__Working data__:
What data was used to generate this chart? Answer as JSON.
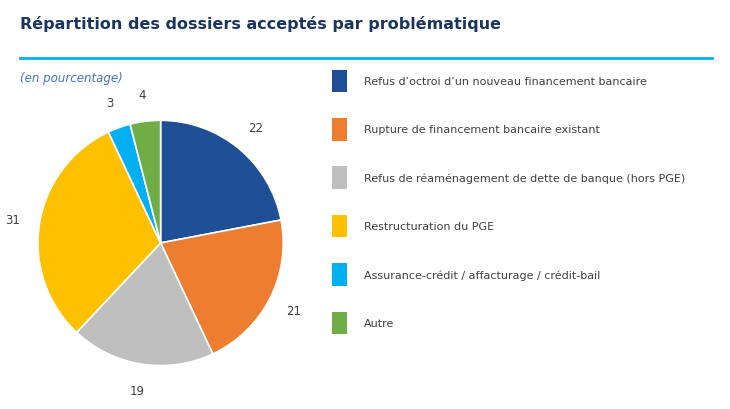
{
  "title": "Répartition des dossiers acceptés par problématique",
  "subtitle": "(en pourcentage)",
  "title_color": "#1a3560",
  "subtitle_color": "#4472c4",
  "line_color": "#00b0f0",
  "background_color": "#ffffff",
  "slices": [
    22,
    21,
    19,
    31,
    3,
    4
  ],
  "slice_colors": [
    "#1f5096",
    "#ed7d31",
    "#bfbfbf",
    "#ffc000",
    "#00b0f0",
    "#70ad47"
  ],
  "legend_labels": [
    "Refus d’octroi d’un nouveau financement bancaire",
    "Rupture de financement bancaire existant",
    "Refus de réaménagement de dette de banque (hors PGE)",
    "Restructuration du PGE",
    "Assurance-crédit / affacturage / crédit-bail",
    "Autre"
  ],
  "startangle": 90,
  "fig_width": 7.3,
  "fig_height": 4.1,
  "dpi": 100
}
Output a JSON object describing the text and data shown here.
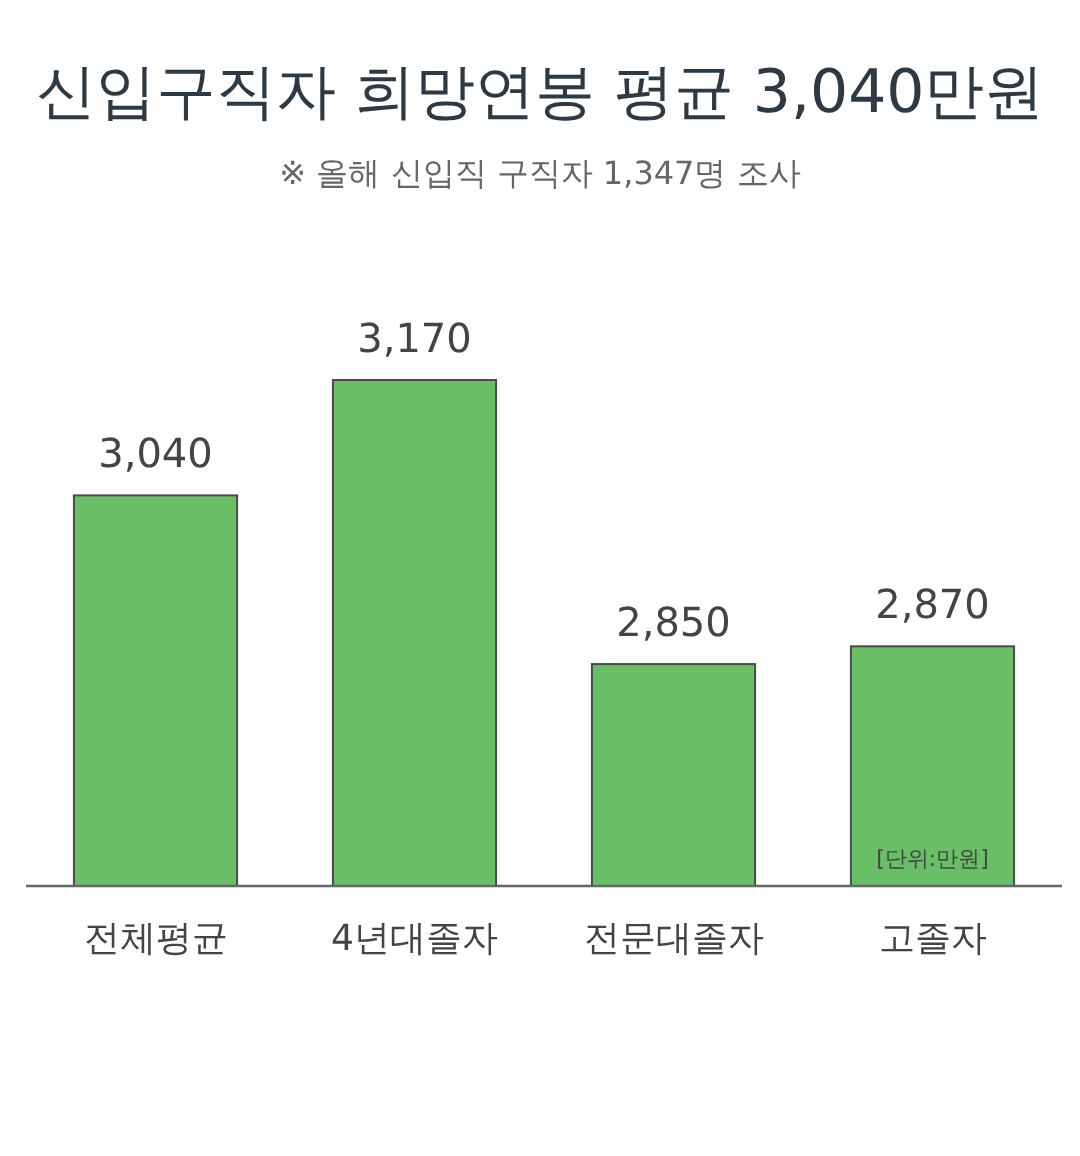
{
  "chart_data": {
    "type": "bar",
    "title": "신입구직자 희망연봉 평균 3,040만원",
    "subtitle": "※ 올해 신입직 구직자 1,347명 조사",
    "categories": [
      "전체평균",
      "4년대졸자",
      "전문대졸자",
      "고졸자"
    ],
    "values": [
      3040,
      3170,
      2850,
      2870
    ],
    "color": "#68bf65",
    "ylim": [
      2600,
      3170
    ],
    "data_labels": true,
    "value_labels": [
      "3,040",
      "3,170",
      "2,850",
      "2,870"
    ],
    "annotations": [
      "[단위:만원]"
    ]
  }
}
...
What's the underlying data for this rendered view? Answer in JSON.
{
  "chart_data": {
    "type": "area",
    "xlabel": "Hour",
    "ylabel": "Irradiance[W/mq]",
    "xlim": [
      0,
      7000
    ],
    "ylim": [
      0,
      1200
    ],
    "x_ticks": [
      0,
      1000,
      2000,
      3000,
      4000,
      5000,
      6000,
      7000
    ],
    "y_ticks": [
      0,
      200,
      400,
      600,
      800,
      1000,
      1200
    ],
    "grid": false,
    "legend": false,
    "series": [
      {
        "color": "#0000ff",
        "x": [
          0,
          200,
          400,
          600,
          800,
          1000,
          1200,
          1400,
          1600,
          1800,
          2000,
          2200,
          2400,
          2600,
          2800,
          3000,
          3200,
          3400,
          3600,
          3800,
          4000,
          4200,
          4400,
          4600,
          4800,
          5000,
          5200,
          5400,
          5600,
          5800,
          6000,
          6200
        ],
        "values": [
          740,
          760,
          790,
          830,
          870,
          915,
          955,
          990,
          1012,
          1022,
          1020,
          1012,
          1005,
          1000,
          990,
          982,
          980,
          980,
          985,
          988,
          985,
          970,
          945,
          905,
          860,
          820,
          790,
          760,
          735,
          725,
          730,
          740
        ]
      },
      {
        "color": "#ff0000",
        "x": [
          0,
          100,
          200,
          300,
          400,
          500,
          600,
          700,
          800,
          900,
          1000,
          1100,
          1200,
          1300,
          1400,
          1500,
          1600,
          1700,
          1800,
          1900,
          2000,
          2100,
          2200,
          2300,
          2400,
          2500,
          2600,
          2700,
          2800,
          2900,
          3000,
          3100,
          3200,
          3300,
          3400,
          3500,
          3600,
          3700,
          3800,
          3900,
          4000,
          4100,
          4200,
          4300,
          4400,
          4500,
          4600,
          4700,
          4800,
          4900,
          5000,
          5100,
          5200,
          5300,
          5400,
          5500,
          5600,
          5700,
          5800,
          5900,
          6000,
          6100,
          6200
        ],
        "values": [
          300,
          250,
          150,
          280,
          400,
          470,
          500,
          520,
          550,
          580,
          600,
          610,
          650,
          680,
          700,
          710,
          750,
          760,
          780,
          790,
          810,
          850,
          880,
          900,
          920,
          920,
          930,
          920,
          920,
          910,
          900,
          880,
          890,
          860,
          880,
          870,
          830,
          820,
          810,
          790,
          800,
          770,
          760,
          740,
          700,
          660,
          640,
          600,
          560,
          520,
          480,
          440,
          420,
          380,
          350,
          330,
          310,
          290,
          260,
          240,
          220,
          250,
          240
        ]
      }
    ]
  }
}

__Set exercise__: Read the data above. Pull out each line in which the string "financement" appears.

__Written solution__:
    "Refus d’octroi d’un nouveau financement bancaire",
    "Rupture de financement bancaire existant",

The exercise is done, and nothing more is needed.